WHAT IS ASKED: Reproduce all of the data that follows, character for character.

****************

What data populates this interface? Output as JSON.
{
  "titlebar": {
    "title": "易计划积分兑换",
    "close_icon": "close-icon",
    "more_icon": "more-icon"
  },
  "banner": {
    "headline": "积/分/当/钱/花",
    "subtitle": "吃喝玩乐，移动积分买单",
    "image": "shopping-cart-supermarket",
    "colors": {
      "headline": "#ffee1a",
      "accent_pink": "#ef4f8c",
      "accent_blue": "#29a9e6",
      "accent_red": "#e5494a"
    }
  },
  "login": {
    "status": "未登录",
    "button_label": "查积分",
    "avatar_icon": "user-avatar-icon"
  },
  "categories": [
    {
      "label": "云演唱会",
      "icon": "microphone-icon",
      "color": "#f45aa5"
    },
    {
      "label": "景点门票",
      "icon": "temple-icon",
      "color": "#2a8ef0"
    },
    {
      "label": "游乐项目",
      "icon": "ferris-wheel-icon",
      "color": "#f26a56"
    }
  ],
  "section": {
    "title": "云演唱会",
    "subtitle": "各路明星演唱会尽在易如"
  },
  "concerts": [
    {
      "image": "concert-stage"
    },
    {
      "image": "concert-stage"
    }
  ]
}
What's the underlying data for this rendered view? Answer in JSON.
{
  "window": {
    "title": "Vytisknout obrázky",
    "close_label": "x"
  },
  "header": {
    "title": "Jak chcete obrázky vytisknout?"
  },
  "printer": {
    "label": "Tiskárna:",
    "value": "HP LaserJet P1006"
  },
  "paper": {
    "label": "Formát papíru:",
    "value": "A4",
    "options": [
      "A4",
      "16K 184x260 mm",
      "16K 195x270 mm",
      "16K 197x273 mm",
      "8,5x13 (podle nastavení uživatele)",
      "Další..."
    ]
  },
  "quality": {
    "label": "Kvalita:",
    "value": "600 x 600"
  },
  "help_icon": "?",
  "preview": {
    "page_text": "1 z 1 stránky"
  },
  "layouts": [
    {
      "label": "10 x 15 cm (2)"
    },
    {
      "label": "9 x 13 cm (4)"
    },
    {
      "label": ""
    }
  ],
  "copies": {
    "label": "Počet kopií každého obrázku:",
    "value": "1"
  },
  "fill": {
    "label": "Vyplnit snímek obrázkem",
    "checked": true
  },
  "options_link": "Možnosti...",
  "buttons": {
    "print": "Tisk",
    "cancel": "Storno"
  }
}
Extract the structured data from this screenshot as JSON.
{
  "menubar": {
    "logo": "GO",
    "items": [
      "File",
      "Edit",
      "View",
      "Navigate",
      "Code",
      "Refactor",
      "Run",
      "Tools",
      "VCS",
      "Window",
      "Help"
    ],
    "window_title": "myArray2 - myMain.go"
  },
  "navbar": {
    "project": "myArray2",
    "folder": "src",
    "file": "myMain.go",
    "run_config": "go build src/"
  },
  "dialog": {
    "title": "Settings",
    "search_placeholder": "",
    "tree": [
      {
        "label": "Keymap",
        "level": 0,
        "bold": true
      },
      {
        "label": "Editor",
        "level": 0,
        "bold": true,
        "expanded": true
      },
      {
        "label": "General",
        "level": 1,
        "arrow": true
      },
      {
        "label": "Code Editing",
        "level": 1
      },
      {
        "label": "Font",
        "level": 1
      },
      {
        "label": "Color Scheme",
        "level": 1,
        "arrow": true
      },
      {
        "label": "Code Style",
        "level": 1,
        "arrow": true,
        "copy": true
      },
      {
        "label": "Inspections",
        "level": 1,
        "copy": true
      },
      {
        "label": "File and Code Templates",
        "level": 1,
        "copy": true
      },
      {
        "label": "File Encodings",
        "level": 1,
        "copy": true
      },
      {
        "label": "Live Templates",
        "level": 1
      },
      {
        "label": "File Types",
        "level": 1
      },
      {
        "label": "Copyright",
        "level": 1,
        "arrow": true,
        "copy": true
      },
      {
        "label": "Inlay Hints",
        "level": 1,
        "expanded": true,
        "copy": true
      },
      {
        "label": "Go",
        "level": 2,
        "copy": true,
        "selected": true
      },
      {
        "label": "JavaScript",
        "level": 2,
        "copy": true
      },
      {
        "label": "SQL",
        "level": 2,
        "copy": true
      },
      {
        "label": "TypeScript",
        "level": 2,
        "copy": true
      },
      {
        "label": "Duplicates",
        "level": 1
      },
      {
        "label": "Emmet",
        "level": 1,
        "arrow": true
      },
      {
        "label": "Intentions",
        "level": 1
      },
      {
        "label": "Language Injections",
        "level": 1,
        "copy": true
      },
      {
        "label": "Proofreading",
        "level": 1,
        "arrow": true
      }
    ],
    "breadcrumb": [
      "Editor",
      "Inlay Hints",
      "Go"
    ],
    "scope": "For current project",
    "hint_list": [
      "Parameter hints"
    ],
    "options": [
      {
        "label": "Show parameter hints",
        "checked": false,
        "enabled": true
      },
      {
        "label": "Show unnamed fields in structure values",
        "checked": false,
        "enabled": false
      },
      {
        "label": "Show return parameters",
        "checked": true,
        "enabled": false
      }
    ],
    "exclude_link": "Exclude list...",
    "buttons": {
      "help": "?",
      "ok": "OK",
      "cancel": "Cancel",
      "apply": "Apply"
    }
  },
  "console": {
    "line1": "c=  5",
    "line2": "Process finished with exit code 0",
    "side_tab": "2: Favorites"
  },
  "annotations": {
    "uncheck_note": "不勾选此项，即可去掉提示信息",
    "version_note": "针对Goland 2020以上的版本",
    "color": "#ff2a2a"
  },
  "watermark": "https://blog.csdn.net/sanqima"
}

****************

PROBLEM SOLUTION:
What data populates this interface? Output as JSON.
{
  "titlebar": {
    "title": "易计划积分兑换",
    "close_icon": "close-icon",
    "more_icon": "more-icon"
  },
  "banner": {
    "headline": "积/分/当/钱/花",
    "subtitle": "吃喝玩乐，移动积分买单",
    "image": "shopping-cart-supermarket",
    "colors": {
      "headline": "#ffee1a",
      "accent_pink": "#ef4f8c",
      "accent_blue": "#29a9e6",
      "accent_red": "#e5494a"
    }
  },
  "login": {
    "status": "未登录",
    "button_label": "查积分",
    "avatar_icon": "user-avatar-icon"
  },
  "categories": [
    {
      "label": "云演唱会",
      "icon": "microphone-icon",
      "color": "#f45aa5"
    },
    {
      "label": "景点门票",
      "icon": "temple-icon",
      "color": "#2a8ef0"
    },
    {
      "label": "游乐项目",
      "icon": "ferris-wheel-icon",
      "color": "#f26a56"
    }
  ],
  "section": {
    "title": "云演唱会",
    "subtitle": "各路明星演唱会尽在易如"
  },
  "concerts": [
    {
      "image": "concert-stage"
    },
    {
      "image": "concert-stage"
    }
  ]
}
What's the underlying data for this rendered view? Answer in JSON.
{
  "window": {
    "title": "Vytisknout obrázky",
    "close_label": "x"
  },
  "header": {
    "title": "Jak chcete obrázky vytisknout?"
  },
  "printer": {
    "label": "Tiskárna:",
    "value": "HP LaserJet P1006"
  },
  "paper": {
    "label": "Formát papíru:",
    "value": "A4",
    "options": [
      "A4",
      "16K 184x260 mm",
      "16K 195x270 mm",
      "16K 197x273 mm",
      "8,5x13 (podle nastavení uživatele)",
      "Další..."
    ]
  },
  "quality": {
    "label": "Kvalita:",
    "value": "600 x 600"
  },
  "help_icon": "?",
  "preview": {
    "page_text": "1 z 1 stránky"
  },
  "layouts": [
    {
      "label": "10 x 15 cm (2)"
    },
    {
      "label": "9 x 13 cm (4)"
    },
    {
      "label": ""
    }
  ],
  "copies": {
    "label": "Počet kopií každého obrázku:",
    "value": "1"
  },
  "fill": {
    "label": "Vyplnit snímek obrázkem",
    "checked": true
  },
  "options_link": "Možnosti...",
  "buttons": {
    "print": "Tisk",
    "cancel": "Storno"
  }
}
Extract the structured data from this screenshot as JSON.
{
  "menubar": {
    "logo": "GO",
    "items": [
      "File",
      "Edit",
      "View",
      "Navigate",
      "Code",
      "Refactor",
      "Run",
      "Tools",
      "VCS",
      "Window",
      "Help"
    ],
    "window_title": "myArray2 - myMain.go"
  },
  "navbar": {
    "project": "myArray2",
    "folder": "src",
    "file": "myMain.go",
    "run_config": "go build src/"
  },
  "dialog": {
    "title": "Settings",
    "search_placeholder": "",
    "tree": [
      {
        "label": "Keymap",
        "level": 0,
        "bold": true
      },
      {
        "label": "Editor",
        "level": 0,
        "bold": true,
        "expanded": true
      },
      {
        "label": "General",
        "level": 1,
        "arrow": true
      },
      {
        "label": "Code Editing",
        "level": 1
      },
      {
        "label": "Font",
        "level": 1
      },
      {
        "label": "Color Scheme",
        "level": 1,
        "arrow": true
      },
      {
        "label": "Code Style",
        "level": 1,
        "arrow": true,
        "copy": true
      },
      {
        "label": "Inspections",
        "level": 1,
        "copy": true
      },
      {
        "label": "File and Code Templates",
        "level": 1,
        "copy": true
      },
      {
        "label": "File Encodings",
        "level": 1,
        "copy": true
      },
      {
        "label": "Live Templates",
        "level": 1
      },
      {
        "label": "File Types",
        "level": 1
      },
      {
        "label": "Copyright",
        "level": 1,
        "arrow": true,
        "copy": true
      },
      {
        "label": "Inlay Hints",
        "level": 1,
        "expanded": true,
        "copy": true
      },
      {
        "label": "Go",
        "level": 2,
        "copy": true,
        "selected": true
      },
      {
        "label": "JavaScript",
        "level": 2,
        "copy": true
      },
      {
        "label": "SQL",
        "level": 2,
        "copy": true
      },
      {
        "label": "TypeScript",
        "level": 2,
        "copy": true
      },
      {
        "label": "Duplicates",
        "level": 1
      },
      {
        "label": "Emmet",
        "level": 1,
        "arrow": true
      },
      {
        "label": "Intentions",
        "level": 1
      },
      {
        "label": "Language Injections",
        "level": 1,
        "copy": true
      },
      {
        "label": "Proofreading",
        "level": 1,
        "arrow": true
      }
    ],
    "breadcrumb": [
      "Editor",
      "Inlay Hints",
      "Go"
    ],
    "scope": "For current project",
    "hint_list": [
      "Parameter hints"
    ],
    "options": [
      {
        "label": "Show parameter hints",
        "checked": false,
        "enabled": true
      },
      {
        "label": "Show unnamed fields in structure values",
        "checked": false,
        "enabled": false
      },
      {
        "label": "Show return parameters",
        "checked": true,
        "enabled": false
      }
    ],
    "exclude_link": "Exclude list...",
    "buttons": {
      "help": "?",
      "ok": "OK",
      "cancel": "Cancel",
      "apply": "Apply"
    }
  },
  "console": {
    "line1": "c=  5",
    "line2": "Process finished with exit code 0",
    "side_tab": "2: Favorites"
  },
  "annotations": {
    "uncheck_note": "不勾选此项，即可去掉提示信息",
    "version_note": "针对Goland 2020以上的版本",
    "color": "#ff2a2a"
  },
  "watermark": "https://blog.csdn.net/sanqima"
}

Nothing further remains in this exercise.